● **TASK GOAL**
Without omitting anything, return the records precisely as given.
════════════════
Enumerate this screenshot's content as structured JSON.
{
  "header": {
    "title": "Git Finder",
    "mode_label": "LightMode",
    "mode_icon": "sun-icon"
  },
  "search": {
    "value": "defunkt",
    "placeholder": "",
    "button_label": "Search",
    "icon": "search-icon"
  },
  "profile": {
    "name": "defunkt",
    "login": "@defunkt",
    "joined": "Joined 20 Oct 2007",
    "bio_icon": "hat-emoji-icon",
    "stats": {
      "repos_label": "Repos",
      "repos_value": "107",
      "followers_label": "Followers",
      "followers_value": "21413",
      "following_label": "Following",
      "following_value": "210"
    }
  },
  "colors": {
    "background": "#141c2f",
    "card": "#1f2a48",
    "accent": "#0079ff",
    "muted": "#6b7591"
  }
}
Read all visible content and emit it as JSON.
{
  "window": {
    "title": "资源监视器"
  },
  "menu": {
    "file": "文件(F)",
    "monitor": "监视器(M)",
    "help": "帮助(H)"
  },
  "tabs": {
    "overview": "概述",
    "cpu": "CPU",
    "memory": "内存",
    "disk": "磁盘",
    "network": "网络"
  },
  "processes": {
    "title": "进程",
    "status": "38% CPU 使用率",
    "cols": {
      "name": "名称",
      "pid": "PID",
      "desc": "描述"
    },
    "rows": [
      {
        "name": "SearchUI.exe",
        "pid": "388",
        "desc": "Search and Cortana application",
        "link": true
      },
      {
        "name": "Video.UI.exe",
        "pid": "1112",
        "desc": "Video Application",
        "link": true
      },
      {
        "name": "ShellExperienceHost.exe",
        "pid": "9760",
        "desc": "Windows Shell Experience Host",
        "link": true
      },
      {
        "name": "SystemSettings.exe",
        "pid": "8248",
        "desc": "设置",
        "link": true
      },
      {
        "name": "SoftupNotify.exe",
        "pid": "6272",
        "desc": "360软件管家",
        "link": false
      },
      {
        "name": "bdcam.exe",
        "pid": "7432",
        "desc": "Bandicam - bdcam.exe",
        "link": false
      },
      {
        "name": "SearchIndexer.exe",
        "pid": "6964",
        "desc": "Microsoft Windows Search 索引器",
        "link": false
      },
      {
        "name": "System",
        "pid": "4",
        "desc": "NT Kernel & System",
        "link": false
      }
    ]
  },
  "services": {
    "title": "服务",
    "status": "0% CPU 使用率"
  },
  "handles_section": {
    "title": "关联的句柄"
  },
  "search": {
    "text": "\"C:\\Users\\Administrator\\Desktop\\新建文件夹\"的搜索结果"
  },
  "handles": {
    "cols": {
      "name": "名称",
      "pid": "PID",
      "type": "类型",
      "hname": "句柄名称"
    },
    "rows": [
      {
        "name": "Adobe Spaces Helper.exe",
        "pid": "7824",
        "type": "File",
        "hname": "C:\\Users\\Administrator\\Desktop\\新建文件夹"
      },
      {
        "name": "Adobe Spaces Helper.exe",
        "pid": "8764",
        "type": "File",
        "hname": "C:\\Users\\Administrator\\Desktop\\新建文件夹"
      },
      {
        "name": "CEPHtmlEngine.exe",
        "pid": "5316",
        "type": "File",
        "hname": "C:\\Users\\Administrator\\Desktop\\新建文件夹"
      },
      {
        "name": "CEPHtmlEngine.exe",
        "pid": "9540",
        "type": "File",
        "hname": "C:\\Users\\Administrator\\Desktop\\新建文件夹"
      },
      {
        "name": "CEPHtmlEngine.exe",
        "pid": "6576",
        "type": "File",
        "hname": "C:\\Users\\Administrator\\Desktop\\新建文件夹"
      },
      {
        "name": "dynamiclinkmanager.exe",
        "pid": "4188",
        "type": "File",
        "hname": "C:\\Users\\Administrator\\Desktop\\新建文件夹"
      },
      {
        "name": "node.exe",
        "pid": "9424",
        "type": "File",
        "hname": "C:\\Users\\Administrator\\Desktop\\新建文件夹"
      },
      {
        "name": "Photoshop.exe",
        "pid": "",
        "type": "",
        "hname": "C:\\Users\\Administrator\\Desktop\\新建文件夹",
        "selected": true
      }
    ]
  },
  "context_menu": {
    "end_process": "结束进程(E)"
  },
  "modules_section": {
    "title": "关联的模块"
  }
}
════════════════
● **OUTPUT FOR THIS TASK**
Enumerate this screenshot's content as structured JSON.
{
  "header": {
    "title": "Git Finder",
    "mode_label": "LightMode",
    "mode_icon": "sun-icon"
  },
  "search": {
    "value": "defunkt",
    "placeholder": "",
    "button_label": "Search",
    "icon": "search-icon"
  },
  "profile": {
    "name": "defunkt",
    "login": "@defunkt",
    "joined": "Joined 20 Oct 2007",
    "bio_icon": "hat-emoji-icon",
    "stats": {
      "repos_label": "Repos",
      "repos_value": "107",
      "followers_label": "Followers",
      "followers_value": "21413",
      "following_label": "Following",
      "following_value": "210"
    }
  },
  "colors": {
    "background": "#141c2f",
    "card": "#1f2a48",
    "accent": "#0079ff",
    "muted": "#6b7591"
  }
}
Read all visible content and emit it as JSON.
{
  "window": {
    "title": "资源监视器"
  },
  "menu": {
    "file": "文件(F)",
    "monitor": "监视器(M)",
    "help": "帮助(H)"
  },
  "tabs": {
    "overview": "概述",
    "cpu": "CPU",
    "memory": "内存",
    "disk": "磁盘",
    "network": "网络"
  },
  "processes": {
    "title": "进程",
    "status": "38% CPU 使用率",
    "cols": {
      "name": "名称",
      "pid": "PID",
      "desc": "描述"
    },
    "rows": [
      {
        "name": "SearchUI.exe",
        "pid": "388",
        "desc": "Search and Cortana application",
        "link": true
      },
      {
        "name": "Video.UI.exe",
        "pid": "1112",
        "desc": "Video Application",
        "link": true
      },
      {
        "name": "ShellExperienceHost.exe",
        "pid": "9760",
        "desc": "Windows Shell Experience Host",
        "link": true
      },
      {
        "name": "SystemSettings.exe",
        "pid": "8248",
        "desc": "设置",
        "link": true
      },
      {
        "name": "SoftupNotify.exe",
        "pid": "6272",
        "desc": "360软件管家",
        "link": false
      },
      {
        "name": "bdcam.exe",
        "pid": "7432",
        "desc": "Bandicam - bdcam.exe",
        "link": false
      },
      {
        "name": "SearchIndexer.exe",
        "pid": "6964",
        "desc": "Microsoft Windows Search 索引器",
        "link": false
      },
      {
        "name": "System",
        "pid": "4",
        "desc": "NT Kernel & System",
        "link": false
      }
    ]
  },
  "services": {
    "title": "服务",
    "status": "0% CPU 使用率"
  },
  "handles_section": {
    "title": "关联的句柄"
  },
  "search": {
    "text": "\"C:\\Users\\Administrator\\Desktop\\新建文件夹\"的搜索结果"
  },
  "handles": {
    "cols": {
      "name": "名称",
      "pid": "PID",
      "type": "类型",
      "hname": "句柄名称"
    },
    "rows": [
      {
        "name": "Adobe Spaces Helper.exe",
        "pid": "7824",
        "type": "File",
        "hname": "C:\\Users\\Administrator\\Desktop\\新建文件夹"
      },
      {
        "name": "Adobe Spaces Helper.exe",
        "pid": "8764",
        "type": "File",
        "hname": "C:\\Users\\Administrator\\Desktop\\新建文件夹"
      },
      {
        "name": "CEPHtmlEngine.exe",
        "pid": "5316",
        "type": "File",
        "hname": "C:\\Users\\Administrator\\Desktop\\新建文件夹"
      },
      {
        "name": "CEPHtmlEngine.exe",
        "pid": "9540",
        "type": "File",
        "hname": "C:\\Users\\Administrator\\Desktop\\新建文件夹"
      },
      {
        "name": "CEPHtmlEngine.exe",
        "pid": "6576",
        "type": "File",
        "hname": "C:\\Users\\Administrator\\Desktop\\新建文件夹"
      },
      {
        "name": "dynamiclinkmanager.exe",
        "pid": "4188",
        "type": "File",
        "hname": "C:\\Users\\Administrator\\Desktop\\新建文件夹"
      },
      {
        "name": "node.exe",
        "pid": "9424",
        "type": "File",
        "hname": "C:\\Users\\Administrator\\Desktop\\新建文件夹"
      },
      {
        "name": "Photoshop.exe",
        "pid": "",
        "type": "",
        "hname": "C:\\Users\\Administrator\\Desktop\\新建文件夹",
        "selected": true
      }
    ]
  },
  "context_menu": {
    "end_process": "结束进程(E)"
  },
  "modules_section": {
    "title": "关联的模块"
  }
}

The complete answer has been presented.